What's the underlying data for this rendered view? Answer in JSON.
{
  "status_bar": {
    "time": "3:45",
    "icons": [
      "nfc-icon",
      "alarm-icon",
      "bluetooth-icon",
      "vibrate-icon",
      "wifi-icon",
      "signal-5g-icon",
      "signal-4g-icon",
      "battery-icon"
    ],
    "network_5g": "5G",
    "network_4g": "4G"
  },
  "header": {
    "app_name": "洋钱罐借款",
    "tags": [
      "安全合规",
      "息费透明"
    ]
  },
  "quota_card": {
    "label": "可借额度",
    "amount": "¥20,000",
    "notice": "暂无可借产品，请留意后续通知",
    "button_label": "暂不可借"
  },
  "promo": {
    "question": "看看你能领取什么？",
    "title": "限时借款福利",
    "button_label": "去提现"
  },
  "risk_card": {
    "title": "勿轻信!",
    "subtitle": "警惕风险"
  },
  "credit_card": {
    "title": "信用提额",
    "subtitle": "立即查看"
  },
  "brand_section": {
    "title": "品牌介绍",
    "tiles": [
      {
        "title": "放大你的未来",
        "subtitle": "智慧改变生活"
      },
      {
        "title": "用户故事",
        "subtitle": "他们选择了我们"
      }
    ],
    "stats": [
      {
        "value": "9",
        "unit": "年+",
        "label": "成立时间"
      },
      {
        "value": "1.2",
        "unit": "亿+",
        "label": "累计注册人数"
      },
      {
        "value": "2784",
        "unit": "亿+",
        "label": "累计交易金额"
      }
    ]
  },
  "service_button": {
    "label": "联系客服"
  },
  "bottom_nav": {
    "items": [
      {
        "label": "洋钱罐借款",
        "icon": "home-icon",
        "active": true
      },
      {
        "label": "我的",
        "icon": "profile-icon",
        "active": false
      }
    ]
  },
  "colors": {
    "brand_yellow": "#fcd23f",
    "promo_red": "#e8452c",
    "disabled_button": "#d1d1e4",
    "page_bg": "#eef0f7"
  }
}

● WHAT YOU NEED TO DO: Search the listing for the word "subtitle" and return each line that holds it.

● ANSWER TO THE PROBLEM:
    "subtitle": "警惕风险"
    "subtitle": "立即查看"
        "subtitle": "智慧改变生活"
        "subtitle": "他们选择了我们"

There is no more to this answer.